> [Work to complete] Each line below either holds the string "meine" or doesn't. Count those that do and give only the number.

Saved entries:
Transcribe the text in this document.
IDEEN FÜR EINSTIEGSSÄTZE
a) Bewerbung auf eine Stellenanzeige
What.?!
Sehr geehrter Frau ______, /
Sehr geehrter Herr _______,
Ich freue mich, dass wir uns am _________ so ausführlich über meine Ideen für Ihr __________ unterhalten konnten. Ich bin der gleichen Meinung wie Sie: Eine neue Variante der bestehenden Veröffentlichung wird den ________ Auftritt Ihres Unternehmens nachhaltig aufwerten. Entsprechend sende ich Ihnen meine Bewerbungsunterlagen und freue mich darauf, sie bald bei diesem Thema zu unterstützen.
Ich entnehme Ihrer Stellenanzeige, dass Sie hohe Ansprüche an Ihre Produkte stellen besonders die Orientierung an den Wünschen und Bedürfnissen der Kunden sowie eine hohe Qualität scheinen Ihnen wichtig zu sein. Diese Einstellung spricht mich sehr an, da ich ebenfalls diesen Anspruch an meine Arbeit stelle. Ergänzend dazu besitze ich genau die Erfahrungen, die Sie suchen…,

> [Worked answer] 2